** BEGIN ENTRIES SHOWN **

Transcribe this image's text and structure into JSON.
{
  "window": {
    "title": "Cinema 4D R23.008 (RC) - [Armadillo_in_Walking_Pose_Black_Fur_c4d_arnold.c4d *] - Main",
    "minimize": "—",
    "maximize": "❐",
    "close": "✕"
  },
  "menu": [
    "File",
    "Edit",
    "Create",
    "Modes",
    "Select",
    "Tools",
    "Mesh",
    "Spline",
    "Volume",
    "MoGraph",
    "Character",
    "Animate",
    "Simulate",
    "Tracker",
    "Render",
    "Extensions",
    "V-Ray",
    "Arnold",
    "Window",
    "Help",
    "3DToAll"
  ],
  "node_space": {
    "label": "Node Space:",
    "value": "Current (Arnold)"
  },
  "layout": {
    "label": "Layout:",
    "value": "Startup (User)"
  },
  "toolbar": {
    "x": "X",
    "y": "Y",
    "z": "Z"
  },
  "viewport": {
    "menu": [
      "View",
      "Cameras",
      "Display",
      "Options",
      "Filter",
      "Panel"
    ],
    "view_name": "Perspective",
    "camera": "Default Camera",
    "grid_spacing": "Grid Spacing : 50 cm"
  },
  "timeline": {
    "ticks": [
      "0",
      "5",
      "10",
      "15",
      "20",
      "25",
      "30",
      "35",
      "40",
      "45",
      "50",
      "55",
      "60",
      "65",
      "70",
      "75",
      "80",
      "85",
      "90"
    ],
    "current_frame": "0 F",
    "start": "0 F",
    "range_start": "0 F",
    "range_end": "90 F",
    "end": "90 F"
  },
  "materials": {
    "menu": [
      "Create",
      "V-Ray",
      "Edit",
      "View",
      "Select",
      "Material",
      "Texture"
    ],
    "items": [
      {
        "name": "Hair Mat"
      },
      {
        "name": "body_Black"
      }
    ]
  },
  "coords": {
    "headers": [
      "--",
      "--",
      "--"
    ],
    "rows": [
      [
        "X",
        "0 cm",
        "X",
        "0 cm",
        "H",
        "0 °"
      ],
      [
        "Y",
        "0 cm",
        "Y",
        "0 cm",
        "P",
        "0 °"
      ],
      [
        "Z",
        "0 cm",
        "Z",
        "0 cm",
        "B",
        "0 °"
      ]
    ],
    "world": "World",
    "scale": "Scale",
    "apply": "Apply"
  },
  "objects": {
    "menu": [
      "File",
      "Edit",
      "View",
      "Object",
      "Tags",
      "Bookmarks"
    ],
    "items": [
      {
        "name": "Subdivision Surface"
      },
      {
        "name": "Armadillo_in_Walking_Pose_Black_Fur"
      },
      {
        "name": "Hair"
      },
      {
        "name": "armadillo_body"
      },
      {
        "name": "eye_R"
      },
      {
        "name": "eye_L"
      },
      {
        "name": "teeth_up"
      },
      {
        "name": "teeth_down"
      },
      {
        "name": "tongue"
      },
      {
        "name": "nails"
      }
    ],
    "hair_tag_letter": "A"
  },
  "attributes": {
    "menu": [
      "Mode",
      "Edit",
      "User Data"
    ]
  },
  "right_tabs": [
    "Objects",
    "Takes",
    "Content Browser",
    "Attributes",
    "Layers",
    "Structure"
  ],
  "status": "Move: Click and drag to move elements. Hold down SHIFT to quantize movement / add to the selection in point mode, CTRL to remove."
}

** END ENTRIES SHOWN **

[YOUR GOAL] Each record above should be restated word for word.

[ANSWER BELOW]
Transcribe this image's text and structure into JSON.
{
  "window": {
    "title": "Cinema 4D R23.008 (RC) - [Armadillo_in_Walking_Pose_Black_Fur_c4d_arnold.c4d *] - Main",
    "minimize": "—",
    "maximize": "❐",
    "close": "✕"
  },
  "menu": [
    "File",
    "Edit",
    "Create",
    "Modes",
    "Select",
    "Tools",
    "Mesh",
    "Spline",
    "Volume",
    "MoGraph",
    "Character",
    "Animate",
    "Simulate",
    "Tracker",
    "Render",
    "Extensions",
    "V-Ray",
    "Arnold",
    "Window",
    "Help",
    "3DToAll"
  ],
  "node_space": {
    "label": "Node Space:",
    "value": "Current (Arnold)"
  },
  "layout": {
    "label": "Layout:",
    "value": "Startup (User)"
  },
  "toolbar": {
    "x": "X",
    "y": "Y",
    "z": "Z"
  },
  "viewport": {
    "menu": [
      "View",
      "Cameras",
      "Display",
      "Options",
      "Filter",
      "Panel"
    ],
    "view_name": "Perspective",
    "camera": "Default Camera",
    "grid_spacing": "Grid Spacing : 50 cm"
  },
  "timeline": {
    "ticks": [
      "0",
      "5",
      "10",
      "15",
      "20",
      "25",
      "30",
      "35",
      "40",
      "45",
      "50",
      "55",
      "60",
      "65",
      "70",
      "75",
      "80",
      "85",
      "90"
    ],
    "current_frame": "0 F",
    "start": "0 F",
    "range_start": "0 F",
    "range_end": "90 F",
    "end": "90 F"
  },
  "materials": {
    "menu": [
      "Create",
      "V-Ray",
      "Edit",
      "View",
      "Select",
      "Material",
      "Texture"
    ],
    "items": [
      {
        "name": "Hair Mat"
      },
      {
        "name": "body_Black"
      }
    ]
  },
  "coords": {
    "headers": [
      "--",
      "--",
      "--"
    ],
    "rows": [
      [
        "X",
        "0 cm",
        "X",
        "0 cm",
        "H",
        "0 °"
      ],
      [
        "Y",
        "0 cm",
        "Y",
        "0 cm",
        "P",
        "0 °"
      ],
      [
        "Z",
        "0 cm",
        "Z",
        "0 cm",
        "B",
        "0 °"
      ]
    ],
    "world": "World",
    "scale": "Scale",
    "apply": "Apply"
  },
  "objects": {
    "menu": [
      "File",
      "Edit",
      "View",
      "Object",
      "Tags",
      "Bookmarks"
    ],
    "items": [
      {
        "name": "Subdivision Surface"
      },
      {
        "name": "Armadillo_in_Walking_Pose_Black_Fur"
      },
      {
        "name": "Hair"
      },
      {
        "name": "armadillo_body"
      },
      {
        "name": "eye_R"
      },
      {
        "name": "eye_L"
      },
      {
        "name": "teeth_up"
      },
      {
        "name": "teeth_down"
      },
      {
        "name": "tongue"
      },
      {
        "name": "nails"
      }
    ],
    "hair_tag_letter": "A"
  },
  "attributes": {
    "menu": [
      "Mode",
      "Edit",
      "User Data"
    ]
  },
  "right_tabs": [
    "Objects",
    "Takes",
    "Content Browser",
    "Attributes",
    "Layers",
    "Structure"
  ],
  "status": "Move: Click and drag to move elements. Hold down SHIFT to quantize movement / add to the selection in point mode, CTRL to remove."
}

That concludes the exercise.